*WHAT TO PRODUCE:* Leaving out every picture, quote the data below exactly as it appears.

*Lines of data:*
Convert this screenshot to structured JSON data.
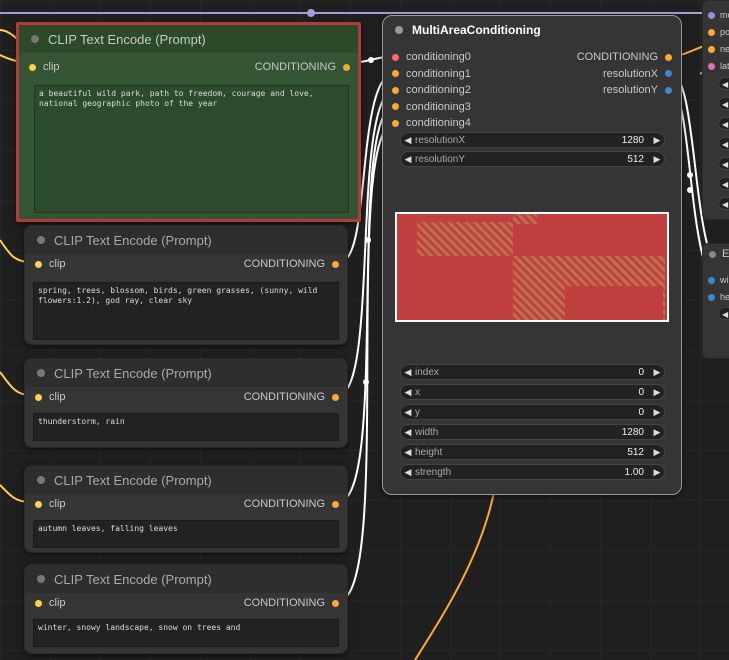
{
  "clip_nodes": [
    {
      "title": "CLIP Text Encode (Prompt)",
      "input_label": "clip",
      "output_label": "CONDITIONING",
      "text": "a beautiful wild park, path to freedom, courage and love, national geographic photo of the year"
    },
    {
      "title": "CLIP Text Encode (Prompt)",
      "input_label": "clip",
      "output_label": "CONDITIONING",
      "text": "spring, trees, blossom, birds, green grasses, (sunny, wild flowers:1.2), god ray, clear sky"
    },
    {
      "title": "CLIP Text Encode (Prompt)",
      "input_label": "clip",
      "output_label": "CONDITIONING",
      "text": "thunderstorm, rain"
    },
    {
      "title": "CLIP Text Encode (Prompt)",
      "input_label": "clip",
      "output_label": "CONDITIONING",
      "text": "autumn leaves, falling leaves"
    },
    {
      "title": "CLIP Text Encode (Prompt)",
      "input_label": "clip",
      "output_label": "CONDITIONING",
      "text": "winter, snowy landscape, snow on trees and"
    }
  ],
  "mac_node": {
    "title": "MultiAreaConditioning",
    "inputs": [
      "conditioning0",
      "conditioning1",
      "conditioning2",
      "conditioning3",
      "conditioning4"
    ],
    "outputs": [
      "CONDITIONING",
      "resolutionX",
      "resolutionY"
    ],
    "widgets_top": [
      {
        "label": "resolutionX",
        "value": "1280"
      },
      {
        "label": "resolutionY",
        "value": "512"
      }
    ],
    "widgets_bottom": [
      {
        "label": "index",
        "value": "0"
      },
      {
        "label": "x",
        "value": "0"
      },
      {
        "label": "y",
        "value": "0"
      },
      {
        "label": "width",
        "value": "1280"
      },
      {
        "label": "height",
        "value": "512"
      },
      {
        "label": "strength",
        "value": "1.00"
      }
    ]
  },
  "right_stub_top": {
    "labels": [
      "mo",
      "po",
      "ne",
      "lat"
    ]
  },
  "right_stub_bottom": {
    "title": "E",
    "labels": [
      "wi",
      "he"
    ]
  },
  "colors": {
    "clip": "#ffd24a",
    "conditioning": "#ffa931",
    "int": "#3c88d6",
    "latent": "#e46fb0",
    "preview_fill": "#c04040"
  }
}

*ANSWER FOR THE TASK:*
Convert this screenshot to structured JSON data.
{
  "clip_nodes": [
    {
      "title": "CLIP Text Encode (Prompt)",
      "input_label": "clip",
      "output_label": "CONDITIONING",
      "text": "a beautiful wild park, path to freedom, courage and love, national geographic photo of the year"
    },
    {
      "title": "CLIP Text Encode (Prompt)",
      "input_label": "clip",
      "output_label": "CONDITIONING",
      "text": "spring, trees, blossom, birds, green grasses, (sunny, wild flowers:1.2), god ray, clear sky"
    },
    {
      "title": "CLIP Text Encode (Prompt)",
      "input_label": "clip",
      "output_label": "CONDITIONING",
      "text": "thunderstorm, rain"
    },
    {
      "title": "CLIP Text Encode (Prompt)",
      "input_label": "clip",
      "output_label": "CONDITIONING",
      "text": "autumn leaves, falling leaves"
    },
    {
      "title": "CLIP Text Encode (Prompt)",
      "input_label": "clip",
      "output_label": "CONDITIONING",
      "text": "winter, snowy landscape, snow on trees and"
    }
  ],
  "mac_node": {
    "title": "MultiAreaConditioning",
    "inputs": [
      "conditioning0",
      "conditioning1",
      "conditioning2",
      "conditioning3",
      "conditioning4"
    ],
    "outputs": [
      "CONDITIONING",
      "resolutionX",
      "resolutionY"
    ],
    "widgets_top": [
      {
        "label": "resolutionX",
        "value": "1280"
      },
      {
        "label": "resolutionY",
        "value": "512"
      }
    ],
    "widgets_bottom": [
      {
        "label": "index",
        "value": "0"
      },
      {
        "label": "x",
        "value": "0"
      },
      {
        "label": "y",
        "value": "0"
      },
      {
        "label": "width",
        "value": "1280"
      },
      {
        "label": "height",
        "value": "512"
      },
      {
        "label": "strength",
        "value": "1.00"
      }
    ]
  },
  "right_stub_top": {
    "labels": [
      "mo",
      "po",
      "ne",
      "lat"
    ]
  },
  "right_stub_bottom": {
    "title": "E",
    "labels": [
      "wi",
      "he"
    ]
  },
  "colors": {
    "clip": "#ffd24a",
    "conditioning": "#ffa931",
    "int": "#3c88d6",
    "latent": "#e46fb0",
    "preview_fill": "#c04040"
  }
}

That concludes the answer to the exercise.